Task to complete:
Tally how many lines of these entries hold the string "Curncy". Return the number alone.

Records to use:
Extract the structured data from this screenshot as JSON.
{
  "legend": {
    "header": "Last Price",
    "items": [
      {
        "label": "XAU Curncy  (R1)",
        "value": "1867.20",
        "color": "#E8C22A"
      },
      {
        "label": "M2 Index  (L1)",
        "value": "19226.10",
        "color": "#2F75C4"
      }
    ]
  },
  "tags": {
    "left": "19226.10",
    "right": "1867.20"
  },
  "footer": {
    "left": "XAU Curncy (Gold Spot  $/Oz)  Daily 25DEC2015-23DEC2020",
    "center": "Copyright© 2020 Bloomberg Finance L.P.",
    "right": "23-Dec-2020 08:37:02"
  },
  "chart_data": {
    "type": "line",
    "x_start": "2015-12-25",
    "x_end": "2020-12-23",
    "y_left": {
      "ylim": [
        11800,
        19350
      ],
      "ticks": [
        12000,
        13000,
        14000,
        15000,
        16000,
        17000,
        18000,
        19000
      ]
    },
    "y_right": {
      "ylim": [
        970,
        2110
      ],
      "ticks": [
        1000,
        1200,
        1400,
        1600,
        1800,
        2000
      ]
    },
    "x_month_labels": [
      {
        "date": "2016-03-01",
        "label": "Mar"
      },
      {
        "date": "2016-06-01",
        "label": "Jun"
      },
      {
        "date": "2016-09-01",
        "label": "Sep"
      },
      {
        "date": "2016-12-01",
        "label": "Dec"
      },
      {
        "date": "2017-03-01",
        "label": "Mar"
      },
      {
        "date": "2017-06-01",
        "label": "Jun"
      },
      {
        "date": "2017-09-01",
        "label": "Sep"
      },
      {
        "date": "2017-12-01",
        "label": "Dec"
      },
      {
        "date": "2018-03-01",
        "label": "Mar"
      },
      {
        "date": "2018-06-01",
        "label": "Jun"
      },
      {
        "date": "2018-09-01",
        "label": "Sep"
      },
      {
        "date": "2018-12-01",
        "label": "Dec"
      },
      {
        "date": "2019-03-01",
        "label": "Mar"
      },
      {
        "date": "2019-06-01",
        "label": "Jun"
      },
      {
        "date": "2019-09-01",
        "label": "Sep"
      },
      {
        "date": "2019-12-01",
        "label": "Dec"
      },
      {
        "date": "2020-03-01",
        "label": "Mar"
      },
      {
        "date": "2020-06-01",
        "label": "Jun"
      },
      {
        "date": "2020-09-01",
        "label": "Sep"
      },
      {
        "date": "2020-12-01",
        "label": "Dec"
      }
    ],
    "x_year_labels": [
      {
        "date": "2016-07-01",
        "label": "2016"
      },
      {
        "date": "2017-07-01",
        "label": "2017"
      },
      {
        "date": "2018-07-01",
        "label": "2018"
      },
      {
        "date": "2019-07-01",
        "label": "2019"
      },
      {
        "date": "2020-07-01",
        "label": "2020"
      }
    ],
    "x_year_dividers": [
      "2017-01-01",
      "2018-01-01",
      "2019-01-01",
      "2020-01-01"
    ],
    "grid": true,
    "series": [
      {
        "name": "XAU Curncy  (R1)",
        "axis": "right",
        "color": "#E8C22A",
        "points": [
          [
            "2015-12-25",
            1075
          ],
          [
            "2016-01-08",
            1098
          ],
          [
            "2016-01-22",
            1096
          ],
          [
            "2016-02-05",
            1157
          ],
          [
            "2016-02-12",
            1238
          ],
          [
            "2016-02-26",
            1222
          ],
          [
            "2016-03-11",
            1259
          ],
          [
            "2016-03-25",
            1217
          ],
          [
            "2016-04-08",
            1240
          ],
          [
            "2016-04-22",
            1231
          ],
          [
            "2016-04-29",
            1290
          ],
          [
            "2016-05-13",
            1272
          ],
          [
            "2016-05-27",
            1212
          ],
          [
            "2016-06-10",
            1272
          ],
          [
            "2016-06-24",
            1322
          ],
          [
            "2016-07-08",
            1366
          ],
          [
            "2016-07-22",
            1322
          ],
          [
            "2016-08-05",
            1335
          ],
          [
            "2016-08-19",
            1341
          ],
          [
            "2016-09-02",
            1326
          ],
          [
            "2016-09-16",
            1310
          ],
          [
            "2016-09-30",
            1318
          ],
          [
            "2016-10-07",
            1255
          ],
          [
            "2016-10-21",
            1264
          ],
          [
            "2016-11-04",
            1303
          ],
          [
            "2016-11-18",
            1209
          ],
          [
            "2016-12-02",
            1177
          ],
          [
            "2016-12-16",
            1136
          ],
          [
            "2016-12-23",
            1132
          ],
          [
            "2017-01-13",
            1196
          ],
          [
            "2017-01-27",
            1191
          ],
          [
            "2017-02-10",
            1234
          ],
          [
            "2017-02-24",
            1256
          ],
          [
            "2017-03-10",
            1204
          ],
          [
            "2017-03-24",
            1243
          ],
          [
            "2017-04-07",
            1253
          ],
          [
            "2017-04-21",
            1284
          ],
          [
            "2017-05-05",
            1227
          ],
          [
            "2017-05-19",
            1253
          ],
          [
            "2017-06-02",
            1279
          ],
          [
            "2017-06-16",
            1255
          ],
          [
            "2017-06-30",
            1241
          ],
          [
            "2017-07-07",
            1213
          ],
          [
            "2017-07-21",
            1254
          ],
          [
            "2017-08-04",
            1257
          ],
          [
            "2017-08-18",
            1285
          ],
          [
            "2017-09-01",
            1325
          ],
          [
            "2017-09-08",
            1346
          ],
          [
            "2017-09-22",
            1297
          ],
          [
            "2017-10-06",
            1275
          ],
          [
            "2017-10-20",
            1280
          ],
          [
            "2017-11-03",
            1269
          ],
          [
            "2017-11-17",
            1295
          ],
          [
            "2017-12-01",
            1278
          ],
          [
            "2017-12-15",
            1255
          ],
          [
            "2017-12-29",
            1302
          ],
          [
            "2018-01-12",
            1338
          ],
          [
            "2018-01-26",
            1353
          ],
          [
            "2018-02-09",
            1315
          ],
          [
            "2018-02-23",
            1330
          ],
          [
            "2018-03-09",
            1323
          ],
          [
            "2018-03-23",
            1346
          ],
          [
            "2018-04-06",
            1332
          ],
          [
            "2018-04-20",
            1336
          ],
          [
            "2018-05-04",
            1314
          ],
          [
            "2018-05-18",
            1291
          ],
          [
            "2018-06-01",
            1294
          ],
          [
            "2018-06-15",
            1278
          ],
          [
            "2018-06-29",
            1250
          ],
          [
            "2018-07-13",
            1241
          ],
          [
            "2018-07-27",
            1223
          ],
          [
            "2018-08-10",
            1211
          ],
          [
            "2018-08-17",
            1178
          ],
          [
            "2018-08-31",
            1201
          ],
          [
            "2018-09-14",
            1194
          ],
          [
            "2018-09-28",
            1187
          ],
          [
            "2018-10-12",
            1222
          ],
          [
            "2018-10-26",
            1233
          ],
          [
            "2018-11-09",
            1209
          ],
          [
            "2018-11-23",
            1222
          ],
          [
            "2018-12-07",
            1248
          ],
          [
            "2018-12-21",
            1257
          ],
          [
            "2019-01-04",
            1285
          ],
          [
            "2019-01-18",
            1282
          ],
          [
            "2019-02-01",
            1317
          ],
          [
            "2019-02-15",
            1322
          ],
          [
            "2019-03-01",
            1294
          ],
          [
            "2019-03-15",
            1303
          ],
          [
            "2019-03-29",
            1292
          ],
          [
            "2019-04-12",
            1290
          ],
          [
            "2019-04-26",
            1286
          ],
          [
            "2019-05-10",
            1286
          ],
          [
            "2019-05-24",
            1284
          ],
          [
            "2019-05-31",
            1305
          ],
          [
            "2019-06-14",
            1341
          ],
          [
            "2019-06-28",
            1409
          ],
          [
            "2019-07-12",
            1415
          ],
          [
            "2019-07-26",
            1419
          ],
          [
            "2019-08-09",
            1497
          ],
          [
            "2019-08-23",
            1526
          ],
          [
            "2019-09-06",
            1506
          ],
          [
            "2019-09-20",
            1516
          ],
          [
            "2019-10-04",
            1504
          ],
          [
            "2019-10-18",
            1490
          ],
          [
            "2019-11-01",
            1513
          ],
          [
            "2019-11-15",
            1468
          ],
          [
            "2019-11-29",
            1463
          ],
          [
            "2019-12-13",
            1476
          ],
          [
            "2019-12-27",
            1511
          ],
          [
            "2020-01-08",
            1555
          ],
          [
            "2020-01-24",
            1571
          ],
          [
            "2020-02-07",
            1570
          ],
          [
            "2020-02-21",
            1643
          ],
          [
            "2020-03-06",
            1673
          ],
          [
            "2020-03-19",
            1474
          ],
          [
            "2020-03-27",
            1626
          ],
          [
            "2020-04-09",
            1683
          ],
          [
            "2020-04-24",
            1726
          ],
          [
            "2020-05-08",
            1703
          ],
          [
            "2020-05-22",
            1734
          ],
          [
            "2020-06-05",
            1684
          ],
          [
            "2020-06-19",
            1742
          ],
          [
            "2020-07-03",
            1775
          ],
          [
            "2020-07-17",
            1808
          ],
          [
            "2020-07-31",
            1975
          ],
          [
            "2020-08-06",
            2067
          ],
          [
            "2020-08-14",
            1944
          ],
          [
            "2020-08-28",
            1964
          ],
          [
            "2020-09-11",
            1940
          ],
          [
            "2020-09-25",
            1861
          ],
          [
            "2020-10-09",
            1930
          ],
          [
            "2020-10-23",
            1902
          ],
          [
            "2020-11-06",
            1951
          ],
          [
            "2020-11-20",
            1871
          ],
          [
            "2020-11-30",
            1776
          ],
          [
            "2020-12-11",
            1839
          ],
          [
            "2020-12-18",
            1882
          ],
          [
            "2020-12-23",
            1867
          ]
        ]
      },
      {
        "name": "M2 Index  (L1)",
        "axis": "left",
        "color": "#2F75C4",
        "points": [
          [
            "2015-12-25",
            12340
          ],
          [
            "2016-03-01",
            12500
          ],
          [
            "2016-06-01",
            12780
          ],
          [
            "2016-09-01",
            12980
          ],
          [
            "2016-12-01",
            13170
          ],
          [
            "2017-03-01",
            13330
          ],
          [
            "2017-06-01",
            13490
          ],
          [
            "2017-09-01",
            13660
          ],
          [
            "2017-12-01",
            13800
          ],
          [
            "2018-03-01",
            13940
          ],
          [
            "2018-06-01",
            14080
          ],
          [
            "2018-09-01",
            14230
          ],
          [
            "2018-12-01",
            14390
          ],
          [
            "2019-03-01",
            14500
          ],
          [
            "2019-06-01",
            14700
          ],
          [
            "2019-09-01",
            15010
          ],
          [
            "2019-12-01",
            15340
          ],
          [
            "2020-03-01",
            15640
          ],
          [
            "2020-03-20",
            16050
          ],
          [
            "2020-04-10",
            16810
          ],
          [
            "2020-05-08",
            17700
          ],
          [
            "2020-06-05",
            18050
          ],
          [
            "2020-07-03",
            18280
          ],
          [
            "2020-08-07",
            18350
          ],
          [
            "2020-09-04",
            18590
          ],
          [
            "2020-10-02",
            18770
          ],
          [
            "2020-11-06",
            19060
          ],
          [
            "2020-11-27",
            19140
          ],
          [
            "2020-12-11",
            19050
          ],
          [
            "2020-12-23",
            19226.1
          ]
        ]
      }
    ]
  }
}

Written response:
3